TASK DETAILS = Copy out each line exactly as it appears.

[Records about charts and figures]

□ □ □ □ □

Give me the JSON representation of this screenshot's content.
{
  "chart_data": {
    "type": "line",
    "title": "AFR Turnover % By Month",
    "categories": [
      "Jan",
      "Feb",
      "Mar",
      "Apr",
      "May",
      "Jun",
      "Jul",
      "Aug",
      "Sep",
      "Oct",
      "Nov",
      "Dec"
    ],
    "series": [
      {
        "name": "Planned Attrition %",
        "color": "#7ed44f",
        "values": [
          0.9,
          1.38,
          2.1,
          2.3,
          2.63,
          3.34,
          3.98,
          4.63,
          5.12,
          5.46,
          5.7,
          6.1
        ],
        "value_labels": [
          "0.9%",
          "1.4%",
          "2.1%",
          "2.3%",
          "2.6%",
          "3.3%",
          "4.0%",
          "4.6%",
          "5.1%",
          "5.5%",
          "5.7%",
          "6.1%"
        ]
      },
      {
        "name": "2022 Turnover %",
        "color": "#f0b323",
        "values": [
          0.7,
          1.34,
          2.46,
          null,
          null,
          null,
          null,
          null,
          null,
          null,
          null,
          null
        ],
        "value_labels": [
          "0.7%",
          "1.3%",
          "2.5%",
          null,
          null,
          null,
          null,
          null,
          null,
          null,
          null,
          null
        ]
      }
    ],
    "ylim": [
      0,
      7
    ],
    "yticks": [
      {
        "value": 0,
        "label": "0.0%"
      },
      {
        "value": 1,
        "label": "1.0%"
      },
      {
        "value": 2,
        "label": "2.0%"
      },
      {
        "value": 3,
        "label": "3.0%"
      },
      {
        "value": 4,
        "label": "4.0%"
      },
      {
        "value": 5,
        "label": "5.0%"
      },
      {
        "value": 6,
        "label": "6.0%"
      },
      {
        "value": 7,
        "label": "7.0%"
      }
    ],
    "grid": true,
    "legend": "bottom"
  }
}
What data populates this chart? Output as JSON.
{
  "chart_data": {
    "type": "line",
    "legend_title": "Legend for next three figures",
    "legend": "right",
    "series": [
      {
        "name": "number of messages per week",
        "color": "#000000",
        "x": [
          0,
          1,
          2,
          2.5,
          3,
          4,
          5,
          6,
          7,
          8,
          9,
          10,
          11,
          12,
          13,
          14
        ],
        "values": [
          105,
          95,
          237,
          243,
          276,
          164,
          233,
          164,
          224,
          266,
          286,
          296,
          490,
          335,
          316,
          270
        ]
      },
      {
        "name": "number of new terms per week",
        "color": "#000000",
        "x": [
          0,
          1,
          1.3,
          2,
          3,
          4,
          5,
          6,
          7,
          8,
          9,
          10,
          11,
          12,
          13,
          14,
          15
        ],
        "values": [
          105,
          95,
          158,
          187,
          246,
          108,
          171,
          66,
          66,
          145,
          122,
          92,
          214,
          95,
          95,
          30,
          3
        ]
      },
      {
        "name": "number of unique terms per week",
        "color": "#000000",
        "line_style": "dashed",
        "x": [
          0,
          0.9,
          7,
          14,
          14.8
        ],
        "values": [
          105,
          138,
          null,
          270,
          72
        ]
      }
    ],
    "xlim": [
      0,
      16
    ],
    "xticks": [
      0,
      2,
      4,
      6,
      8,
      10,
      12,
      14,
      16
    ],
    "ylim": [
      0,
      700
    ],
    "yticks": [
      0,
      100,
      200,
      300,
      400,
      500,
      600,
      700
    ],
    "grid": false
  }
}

□ □ □ □ □

TASK RESPONSE =
Give me the JSON representation of this screenshot's content.
{
  "chart_data": {
    "type": "line",
    "title": "AFR Turnover % By Month",
    "categories": [
      "Jan",
      "Feb",
      "Mar",
      "Apr",
      "May",
      "Jun",
      "Jul",
      "Aug",
      "Sep",
      "Oct",
      "Nov",
      "Dec"
    ],
    "series": [
      {
        "name": "Planned Attrition %",
        "color": "#7ed44f",
        "values": [
          0.9,
          1.38,
          2.1,
          2.3,
          2.63,
          3.34,
          3.98,
          4.63,
          5.12,
          5.46,
          5.7,
          6.1
        ],
        "value_labels": [
          "0.9%",
          "1.4%",
          "2.1%",
          "2.3%",
          "2.6%",
          "3.3%",
          "4.0%",
          "4.6%",
          "5.1%",
          "5.5%",
          "5.7%",
          "6.1%"
        ]
      },
      {
        "name": "2022 Turnover %",
        "color": "#f0b323",
        "values": [
          0.7,
          1.34,
          2.46,
          null,
          null,
          null,
          null,
          null,
          null,
          null,
          null,
          null
        ],
        "value_labels": [
          "0.7%",
          "1.3%",
          "2.5%",
          null,
          null,
          null,
          null,
          null,
          null,
          null,
          null,
          null
        ]
      }
    ],
    "ylim": [
      0,
      7
    ],
    "yticks": [
      {
        "value": 0,
        "label": "0.0%"
      },
      {
        "value": 1,
        "label": "1.0%"
      },
      {
        "value": 2,
        "label": "2.0%"
      },
      {
        "value": 3,
        "label": "3.0%"
      },
      {
        "value": 4,
        "label": "4.0%"
      },
      {
        "value": 5,
        "label": "5.0%"
      },
      {
        "value": 6,
        "label": "6.0%"
      },
      {
        "value": 7,
        "label": "7.0%"
      }
    ],
    "grid": true,
    "legend": "bottom"
  }
}
What data populates this chart? Output as JSON.
{
  "chart_data": {
    "type": "line",
    "legend_title": "Legend for next three figures",
    "legend": "right",
    "series": [
      {
        "name": "number of messages per week",
        "color": "#000000",
        "x": [
          0,
          1,
          2,
          2.5,
          3,
          4,
          5,
          6,
          7,
          8,
          9,
          10,
          11,
          12,
          13,
          14
        ],
        "values": [
          105,
          95,
          237,
          243,
          276,
          164,
          233,
          164,
          224,
          266,
          286,
          296,
          490,
          335,
          316,
          270
        ]
      },
      {
        "name": "number of new terms per week",
        "color": "#000000",
        "x": [
          0,
          1,
          1.3,
          2,
          3,
          4,
          5,
          6,
          7,
          8,
          9,
          10,
          11,
          12,
          13,
          14,
          15
        ],
        "values": [
          105,
          95,
          158,
          187,
          246,
          108,
          171,
          66,
          66,
          145,
          122,
          92,
          214,
          95,
          95,
          30,
          3
        ]
      },
      {
        "name": "number of unique terms per week",
        "color": "#000000",
        "line_style": "dashed",
        "x": [
          0,
          0.9,
          7,
          14,
          14.8
        ],
        "values": [
          105,
          138,
          null,
          270,
          72
        ]
      }
    ],
    "xlim": [
      0,
      16
    ],
    "xticks": [
      0,
      2,
      4,
      6,
      8,
      10,
      12,
      14,
      16
    ],
    "ylim": [
      0,
      700
    ],
    "yticks": [
      0,
      100,
      200,
      300,
      400,
      500,
      600,
      700
    ],
    "grid": false
  }
}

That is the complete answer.